### EXERCISE INPUT
+--

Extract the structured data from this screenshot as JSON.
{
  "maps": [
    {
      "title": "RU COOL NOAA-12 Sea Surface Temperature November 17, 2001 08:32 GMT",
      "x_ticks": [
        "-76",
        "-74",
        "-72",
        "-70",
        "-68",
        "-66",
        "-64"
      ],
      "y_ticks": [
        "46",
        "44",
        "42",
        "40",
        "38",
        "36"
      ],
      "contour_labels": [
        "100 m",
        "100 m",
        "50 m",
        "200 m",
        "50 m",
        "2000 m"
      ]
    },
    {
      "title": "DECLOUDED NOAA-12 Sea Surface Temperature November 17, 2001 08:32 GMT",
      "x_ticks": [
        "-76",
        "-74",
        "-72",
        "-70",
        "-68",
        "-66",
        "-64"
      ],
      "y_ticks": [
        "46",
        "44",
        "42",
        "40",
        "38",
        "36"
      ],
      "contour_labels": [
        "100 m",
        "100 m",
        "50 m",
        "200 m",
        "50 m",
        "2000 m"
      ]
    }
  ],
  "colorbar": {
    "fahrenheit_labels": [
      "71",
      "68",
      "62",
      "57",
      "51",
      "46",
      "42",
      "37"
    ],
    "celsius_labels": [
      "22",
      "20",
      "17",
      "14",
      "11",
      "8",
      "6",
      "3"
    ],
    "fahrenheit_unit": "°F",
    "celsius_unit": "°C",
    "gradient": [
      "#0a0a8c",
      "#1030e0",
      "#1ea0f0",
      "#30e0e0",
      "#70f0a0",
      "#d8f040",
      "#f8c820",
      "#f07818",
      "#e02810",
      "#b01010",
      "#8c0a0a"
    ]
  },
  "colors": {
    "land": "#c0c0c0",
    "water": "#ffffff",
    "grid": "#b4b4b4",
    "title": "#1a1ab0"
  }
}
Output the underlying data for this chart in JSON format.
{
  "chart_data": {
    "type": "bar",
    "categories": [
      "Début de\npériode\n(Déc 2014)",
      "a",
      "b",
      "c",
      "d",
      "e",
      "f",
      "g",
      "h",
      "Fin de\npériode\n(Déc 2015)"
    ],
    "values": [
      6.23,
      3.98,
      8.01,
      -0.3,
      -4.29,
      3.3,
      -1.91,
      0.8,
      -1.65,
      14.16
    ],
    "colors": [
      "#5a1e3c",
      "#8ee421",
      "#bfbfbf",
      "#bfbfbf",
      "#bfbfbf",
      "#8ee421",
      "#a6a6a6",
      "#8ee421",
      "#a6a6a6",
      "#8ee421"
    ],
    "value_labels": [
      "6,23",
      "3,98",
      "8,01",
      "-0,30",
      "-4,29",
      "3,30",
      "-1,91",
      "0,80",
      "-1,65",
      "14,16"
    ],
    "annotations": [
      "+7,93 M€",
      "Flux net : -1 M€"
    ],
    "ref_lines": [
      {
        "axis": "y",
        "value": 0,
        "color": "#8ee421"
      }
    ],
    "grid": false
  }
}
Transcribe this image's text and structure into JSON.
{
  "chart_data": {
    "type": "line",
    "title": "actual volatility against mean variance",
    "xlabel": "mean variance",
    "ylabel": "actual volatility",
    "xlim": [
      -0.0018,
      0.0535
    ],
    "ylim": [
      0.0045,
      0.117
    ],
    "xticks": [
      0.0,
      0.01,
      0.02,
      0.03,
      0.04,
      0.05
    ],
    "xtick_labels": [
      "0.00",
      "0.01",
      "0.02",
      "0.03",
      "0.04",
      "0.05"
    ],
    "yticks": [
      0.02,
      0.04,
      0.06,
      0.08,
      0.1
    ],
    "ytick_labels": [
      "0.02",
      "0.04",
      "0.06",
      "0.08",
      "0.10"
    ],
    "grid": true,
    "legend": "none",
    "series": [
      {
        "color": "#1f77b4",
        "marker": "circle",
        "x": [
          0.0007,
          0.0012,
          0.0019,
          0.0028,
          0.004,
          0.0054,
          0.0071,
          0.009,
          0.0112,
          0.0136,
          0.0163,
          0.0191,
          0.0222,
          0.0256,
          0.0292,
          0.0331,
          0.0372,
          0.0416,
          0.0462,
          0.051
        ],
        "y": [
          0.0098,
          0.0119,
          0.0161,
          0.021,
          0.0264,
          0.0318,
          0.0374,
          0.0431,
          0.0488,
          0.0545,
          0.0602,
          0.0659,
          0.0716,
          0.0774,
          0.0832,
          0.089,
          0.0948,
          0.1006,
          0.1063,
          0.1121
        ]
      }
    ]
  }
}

+--

### DIRECTIONS
Transcribe all the entries, keeping each one exactly as it is.

### EXERCISE RESULT
Extract the structured data from this screenshot as JSON.
{
  "maps": [
    {
      "title": "RU COOL NOAA-12 Sea Surface Temperature November 17, 2001 08:32 GMT",
      "x_ticks": [
        "-76",
        "-74",
        "-72",
        "-70",
        "-68",
        "-66",
        "-64"
      ],
      "y_ticks": [
        "46",
        "44",
        "42",
        "40",
        "38",
        "36"
      ],
      "contour_labels": [
        "100 m",
        "100 m",
        "50 m",
        "200 m",
        "50 m",
        "2000 m"
      ]
    },
    {
      "title": "DECLOUDED NOAA-12 Sea Surface Temperature November 17, 2001 08:32 GMT",
      "x_ticks": [
        "-76",
        "-74",
        "-72",
        "-70",
        "-68",
        "-66",
        "-64"
      ],
      "y_ticks": [
        "46",
        "44",
        "42",
        "40",
        "38",
        "36"
      ],
      "contour_labels": [
        "100 m",
        "100 m",
        "50 m",
        "200 m",
        "50 m",
        "2000 m"
      ]
    }
  ],
  "colorbar": {
    "fahrenheit_labels": [
      "71",
      "68",
      "62",
      "57",
      "51",
      "46",
      "42",
      "37"
    ],
    "celsius_labels": [
      "22",
      "20",
      "17",
      "14",
      "11",
      "8",
      "6",
      "3"
    ],
    "fahrenheit_unit": "°F",
    "celsius_unit": "°C",
    "gradient": [
      "#0a0a8c",
      "#1030e0",
      "#1ea0f0",
      "#30e0e0",
      "#70f0a0",
      "#d8f040",
      "#f8c820",
      "#f07818",
      "#e02810",
      "#b01010",
      "#8c0a0a"
    ]
  },
  "colors": {
    "land": "#c0c0c0",
    "water": "#ffffff",
    "grid": "#b4b4b4",
    "title": "#1a1ab0"
  }
}
Output the underlying data for this chart in JSON format.
{
  "chart_data": {
    "type": "bar",
    "categories": [
      "Début de\npériode\n(Déc 2014)",
      "a",
      "b",
      "c",
      "d",
      "e",
      "f",
      "g",
      "h",
      "Fin de\npériode\n(Déc 2015)"
    ],
    "values": [
      6.23,
      3.98,
      8.01,
      -0.3,
      -4.29,
      3.3,
      -1.91,
      0.8,
      -1.65,
      14.16
    ],
    "colors": [
      "#5a1e3c",
      "#8ee421",
      "#bfbfbf",
      "#bfbfbf",
      "#bfbfbf",
      "#8ee421",
      "#a6a6a6",
      "#8ee421",
      "#a6a6a6",
      "#8ee421"
    ],
    "value_labels": [
      "6,23",
      "3,98",
      "8,01",
      "-0,30",
      "-4,29",
      "3,30",
      "-1,91",
      "0,80",
      "-1,65",
      "14,16"
    ],
    "annotations": [
      "+7,93 M€",
      "Flux net : -1 M€"
    ],
    "ref_lines": [
      {
        "axis": "y",
        "value": 0,
        "color": "#8ee421"
      }
    ],
    "grid": false
  }
}
Transcribe this image's text and structure into JSON.
{
  "chart_data": {
    "type": "line",
    "title": "actual volatility against mean variance",
    "xlabel": "mean variance",
    "ylabel": "actual volatility",
    "xlim": [
      -0.0018,
      0.0535
    ],
    "ylim": [
      0.0045,
      0.117
    ],
    "xticks": [
      0.0,
      0.01,
      0.02,
      0.03,
      0.04,
      0.05
    ],
    "xtick_labels": [
      "0.00",
      "0.01",
      "0.02",
      "0.03",
      "0.04",
      "0.05"
    ],
    "yticks": [
      0.02,
      0.04,
      0.06,
      0.08,
      0.1
    ],
    "ytick_labels": [
      "0.02",
      "0.04",
      "0.06",
      "0.08",
      "0.10"
    ],
    "grid": true,
    "legend": "none",
    "series": [
      {
        "color": "#1f77b4",
        "marker": "circle",
        "x": [
          0.0007,
          0.0012,
          0.0019,
          0.0028,
          0.004,
          0.0054,
          0.0071,
          0.009,
          0.0112,
          0.0136,
          0.0163,
          0.0191,
          0.0222,
          0.0256,
          0.0292,
          0.0331,
          0.0372,
          0.0416,
          0.0462,
          0.051
        ],
        "y": [
          0.0098,
          0.0119,
          0.0161,
          0.021,
          0.0264,
          0.0318,
          0.0374,
          0.0431,
          0.0488,
          0.0545,
          0.0602,
          0.0659,
          0.0716,
          0.0774,
          0.0832,
          0.089,
          0.0948,
          0.1006,
          0.1063,
          0.1121
        ]
      }
    ]
  }
}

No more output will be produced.